:: Task to complete ::
Reproduce the complete listing without any deviation.

:: Records shown ::

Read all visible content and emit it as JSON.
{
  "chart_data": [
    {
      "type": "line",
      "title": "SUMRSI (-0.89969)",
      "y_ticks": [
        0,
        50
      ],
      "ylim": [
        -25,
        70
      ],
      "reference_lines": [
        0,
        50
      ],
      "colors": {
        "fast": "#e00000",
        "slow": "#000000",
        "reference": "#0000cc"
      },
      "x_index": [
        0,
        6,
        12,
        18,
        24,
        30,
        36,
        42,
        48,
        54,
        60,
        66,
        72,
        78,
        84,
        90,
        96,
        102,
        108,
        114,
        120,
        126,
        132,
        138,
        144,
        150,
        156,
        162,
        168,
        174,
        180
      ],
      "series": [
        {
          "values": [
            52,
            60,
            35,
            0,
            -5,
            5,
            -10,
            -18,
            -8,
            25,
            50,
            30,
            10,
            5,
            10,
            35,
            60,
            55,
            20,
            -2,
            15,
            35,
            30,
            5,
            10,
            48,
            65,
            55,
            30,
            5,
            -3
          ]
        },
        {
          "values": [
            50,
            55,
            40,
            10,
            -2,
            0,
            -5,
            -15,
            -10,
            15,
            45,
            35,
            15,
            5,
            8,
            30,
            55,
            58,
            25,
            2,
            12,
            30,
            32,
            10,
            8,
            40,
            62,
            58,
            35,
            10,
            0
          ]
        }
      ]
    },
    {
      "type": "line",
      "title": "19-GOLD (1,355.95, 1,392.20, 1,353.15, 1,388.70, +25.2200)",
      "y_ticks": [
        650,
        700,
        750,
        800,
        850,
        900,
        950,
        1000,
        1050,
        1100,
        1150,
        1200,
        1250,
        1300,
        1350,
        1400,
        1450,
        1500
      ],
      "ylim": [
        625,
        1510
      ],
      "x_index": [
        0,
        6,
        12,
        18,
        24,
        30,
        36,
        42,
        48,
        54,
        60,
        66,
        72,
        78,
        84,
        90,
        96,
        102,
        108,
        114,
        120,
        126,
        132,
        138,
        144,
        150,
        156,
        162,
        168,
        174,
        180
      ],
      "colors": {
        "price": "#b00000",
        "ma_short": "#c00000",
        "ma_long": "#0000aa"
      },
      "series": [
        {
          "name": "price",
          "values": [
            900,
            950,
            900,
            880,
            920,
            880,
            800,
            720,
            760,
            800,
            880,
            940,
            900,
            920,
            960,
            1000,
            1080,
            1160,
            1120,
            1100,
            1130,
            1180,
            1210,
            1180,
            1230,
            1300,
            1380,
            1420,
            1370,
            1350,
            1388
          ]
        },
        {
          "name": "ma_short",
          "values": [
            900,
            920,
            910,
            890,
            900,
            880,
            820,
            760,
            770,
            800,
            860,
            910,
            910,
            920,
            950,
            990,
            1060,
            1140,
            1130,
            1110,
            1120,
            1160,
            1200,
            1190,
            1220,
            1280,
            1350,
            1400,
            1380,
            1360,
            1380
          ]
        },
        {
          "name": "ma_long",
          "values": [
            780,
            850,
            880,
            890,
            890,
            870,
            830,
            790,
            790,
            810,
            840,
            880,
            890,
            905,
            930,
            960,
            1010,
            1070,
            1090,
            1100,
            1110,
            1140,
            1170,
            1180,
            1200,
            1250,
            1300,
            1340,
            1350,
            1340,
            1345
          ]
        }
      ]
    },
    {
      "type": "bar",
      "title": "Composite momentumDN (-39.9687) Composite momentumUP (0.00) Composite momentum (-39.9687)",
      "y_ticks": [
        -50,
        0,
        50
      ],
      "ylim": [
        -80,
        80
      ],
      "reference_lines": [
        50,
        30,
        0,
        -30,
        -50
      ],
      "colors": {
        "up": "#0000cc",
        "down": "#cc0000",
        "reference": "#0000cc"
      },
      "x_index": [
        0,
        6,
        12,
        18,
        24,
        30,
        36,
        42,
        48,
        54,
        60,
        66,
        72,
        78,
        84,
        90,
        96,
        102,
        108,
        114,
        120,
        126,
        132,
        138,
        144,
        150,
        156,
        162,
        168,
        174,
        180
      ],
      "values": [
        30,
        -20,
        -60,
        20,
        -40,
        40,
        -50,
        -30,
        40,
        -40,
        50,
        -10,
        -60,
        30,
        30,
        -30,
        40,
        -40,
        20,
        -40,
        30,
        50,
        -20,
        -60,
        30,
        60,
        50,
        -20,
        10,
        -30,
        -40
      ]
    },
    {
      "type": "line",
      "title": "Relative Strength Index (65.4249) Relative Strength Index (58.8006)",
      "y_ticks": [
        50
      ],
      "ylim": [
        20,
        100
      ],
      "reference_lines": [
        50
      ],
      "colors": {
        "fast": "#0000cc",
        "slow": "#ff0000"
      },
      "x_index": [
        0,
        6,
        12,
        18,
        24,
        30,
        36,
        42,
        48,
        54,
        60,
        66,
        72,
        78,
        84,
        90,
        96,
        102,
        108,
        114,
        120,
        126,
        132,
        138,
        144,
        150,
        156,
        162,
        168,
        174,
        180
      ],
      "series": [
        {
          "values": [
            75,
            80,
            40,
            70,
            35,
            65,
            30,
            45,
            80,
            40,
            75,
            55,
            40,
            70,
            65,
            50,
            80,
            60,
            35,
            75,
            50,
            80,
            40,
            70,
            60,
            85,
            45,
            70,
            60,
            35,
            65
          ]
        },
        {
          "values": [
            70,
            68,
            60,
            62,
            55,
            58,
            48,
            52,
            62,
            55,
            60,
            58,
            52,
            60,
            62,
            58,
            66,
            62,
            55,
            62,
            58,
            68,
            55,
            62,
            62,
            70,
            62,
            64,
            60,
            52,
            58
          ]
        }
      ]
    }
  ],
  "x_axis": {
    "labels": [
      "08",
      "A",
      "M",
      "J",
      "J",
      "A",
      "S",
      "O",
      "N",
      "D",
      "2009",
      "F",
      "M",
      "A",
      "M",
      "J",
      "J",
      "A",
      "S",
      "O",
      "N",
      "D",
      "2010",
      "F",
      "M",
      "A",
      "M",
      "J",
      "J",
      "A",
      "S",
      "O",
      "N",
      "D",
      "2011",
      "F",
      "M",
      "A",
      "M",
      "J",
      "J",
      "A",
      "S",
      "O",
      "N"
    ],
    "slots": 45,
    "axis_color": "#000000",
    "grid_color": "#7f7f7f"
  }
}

:: The output ::
Read all visible content and emit it as JSON.
{
  "chart_data": [
    {
      "type": "line",
      "title": "SUMRSI (-0.89969)",
      "y_ticks": [
        0,
        50
      ],
      "ylim": [
        -25,
        70
      ],
      "reference_lines": [
        0,
        50
      ],
      "colors": {
        "fast": "#e00000",
        "slow": "#000000",
        "reference": "#0000cc"
      },
      "x_index": [
        0,
        6,
        12,
        18,
        24,
        30,
        36,
        42,
        48,
        54,
        60,
        66,
        72,
        78,
        84,
        90,
        96,
        102,
        108,
        114,
        120,
        126,
        132,
        138,
        144,
        150,
        156,
        162,
        168,
        174,
        180
      ],
      "series": [
        {
          "values": [
            52,
            60,
            35,
            0,
            -5,
            5,
            -10,
            -18,
            -8,
            25,
            50,
            30,
            10,
            5,
            10,
            35,
            60,
            55,
            20,
            -2,
            15,
            35,
            30,
            5,
            10,
            48,
            65,
            55,
            30,
            5,
            -3
          ]
        },
        {
          "values": [
            50,
            55,
            40,
            10,
            -2,
            0,
            -5,
            -15,
            -10,
            15,
            45,
            35,
            15,
            5,
            8,
            30,
            55,
            58,
            25,
            2,
            12,
            30,
            32,
            10,
            8,
            40,
            62,
            58,
            35,
            10,
            0
          ]
        }
      ]
    },
    {
      "type": "line",
      "title": "19-GOLD (1,355.95, 1,392.20, 1,353.15, 1,388.70, +25.2200)",
      "y_ticks": [
        650,
        700,
        750,
        800,
        850,
        900,
        950,
        1000,
        1050,
        1100,
        1150,
        1200,
        1250,
        1300,
        1350,
        1400,
        1450,
        1500
      ],
      "ylim": [
        625,
        1510
      ],
      "x_index": [
        0,
        6,
        12,
        18,
        24,
        30,
        36,
        42,
        48,
        54,
        60,
        66,
        72,
        78,
        84,
        90,
        96,
        102,
        108,
        114,
        120,
        126,
        132,
        138,
        144,
        150,
        156,
        162,
        168,
        174,
        180
      ],
      "colors": {
        "price": "#b00000",
        "ma_short": "#c00000",
        "ma_long": "#0000aa"
      },
      "series": [
        {
          "name": "price",
          "values": [
            900,
            950,
            900,
            880,
            920,
            880,
            800,
            720,
            760,
            800,
            880,
            940,
            900,
            920,
            960,
            1000,
            1080,
            1160,
            1120,
            1100,
            1130,
            1180,
            1210,
            1180,
            1230,
            1300,
            1380,
            1420,
            1370,
            1350,
            1388
          ]
        },
        {
          "name": "ma_short",
          "values": [
            900,
            920,
            910,
            890,
            900,
            880,
            820,
            760,
            770,
            800,
            860,
            910,
            910,
            920,
            950,
            990,
            1060,
            1140,
            1130,
            1110,
            1120,
            1160,
            1200,
            1190,
            1220,
            1280,
            1350,
            1400,
            1380,
            1360,
            1380
          ]
        },
        {
          "name": "ma_long",
          "values": [
            780,
            850,
            880,
            890,
            890,
            870,
            830,
            790,
            790,
            810,
            840,
            880,
            890,
            905,
            930,
            960,
            1010,
            1070,
            1090,
            1100,
            1110,
            1140,
            1170,
            1180,
            1200,
            1250,
            1300,
            1340,
            1350,
            1340,
            1345
          ]
        }
      ]
    },
    {
      "type": "bar",
      "title": "Composite momentumDN (-39.9687) Composite momentumUP (0.00) Composite momentum (-39.9687)",
      "y_ticks": [
        -50,
        0,
        50
      ],
      "ylim": [
        -80,
        80
      ],
      "reference_lines": [
        50,
        30,
        0,
        -30,
        -50
      ],
      "colors": {
        "up": "#0000cc",
        "down": "#cc0000",
        "reference": "#0000cc"
      },
      "x_index": [
        0,
        6,
        12,
        18,
        24,
        30,
        36,
        42,
        48,
        54,
        60,
        66,
        72,
        78,
        84,
        90,
        96,
        102,
        108,
        114,
        120,
        126,
        132,
        138,
        144,
        150,
        156,
        162,
        168,
        174,
        180
      ],
      "values": [
        30,
        -20,
        -60,
        20,
        -40,
        40,
        -50,
        -30,
        40,
        -40,
        50,
        -10,
        -60,
        30,
        30,
        -30,
        40,
        -40,
        20,
        -40,
        30,
        50,
        -20,
        -60,
        30,
        60,
        50,
        -20,
        10,
        -30,
        -40
      ]
    },
    {
      "type": "line",
      "title": "Relative Strength Index (65.4249) Relative Strength Index (58.8006)",
      "y_ticks": [
        50
      ],
      "ylim": [
        20,
        100
      ],
      "reference_lines": [
        50
      ],
      "colors": {
        "fast": "#0000cc",
        "slow": "#ff0000"
      },
      "x_index": [
        0,
        6,
        12,
        18,
        24,
        30,
        36,
        42,
        48,
        54,
        60,
        66,
        72,
        78,
        84,
        90,
        96,
        102,
        108,
        114,
        120,
        126,
        132,
        138,
        144,
        150,
        156,
        162,
        168,
        174,
        180
      ],
      "series": [
        {
          "values": [
            75,
            80,
            40,
            70,
            35,
            65,
            30,
            45,
            80,
            40,
            75,
            55,
            40,
            70,
            65,
            50,
            80,
            60,
            35,
            75,
            50,
            80,
            40,
            70,
            60,
            85,
            45,
            70,
            60,
            35,
            65
          ]
        },
        {
          "values": [
            70,
            68,
            60,
            62,
            55,
            58,
            48,
            52,
            62,
            55,
            60,
            58,
            52,
            60,
            62,
            58,
            66,
            62,
            55,
            62,
            58,
            68,
            55,
            62,
            62,
            70,
            62,
            64,
            60,
            52,
            58
          ]
        }
      ]
    }
  ],
  "x_axis": {
    "labels": [
      "08",
      "A",
      "M",
      "J",
      "J",
      "A",
      "S",
      "O",
      "N",
      "D",
      "2009",
      "F",
      "M",
      "A",
      "M",
      "J",
      "J",
      "A",
      "S",
      "O",
      "N",
      "D",
      "2010",
      "F",
      "M",
      "A",
      "M",
      "J",
      "J",
      "A",
      "S",
      "O",
      "N",
      "D",
      "2011",
      "F",
      "M",
      "A",
      "M",
      "J",
      "J",
      "A",
      "S",
      "O",
      "N"
    ],
    "slots": 45,
    "axis_color": "#000000",
    "grid_color": "#7f7f7f"
  }
}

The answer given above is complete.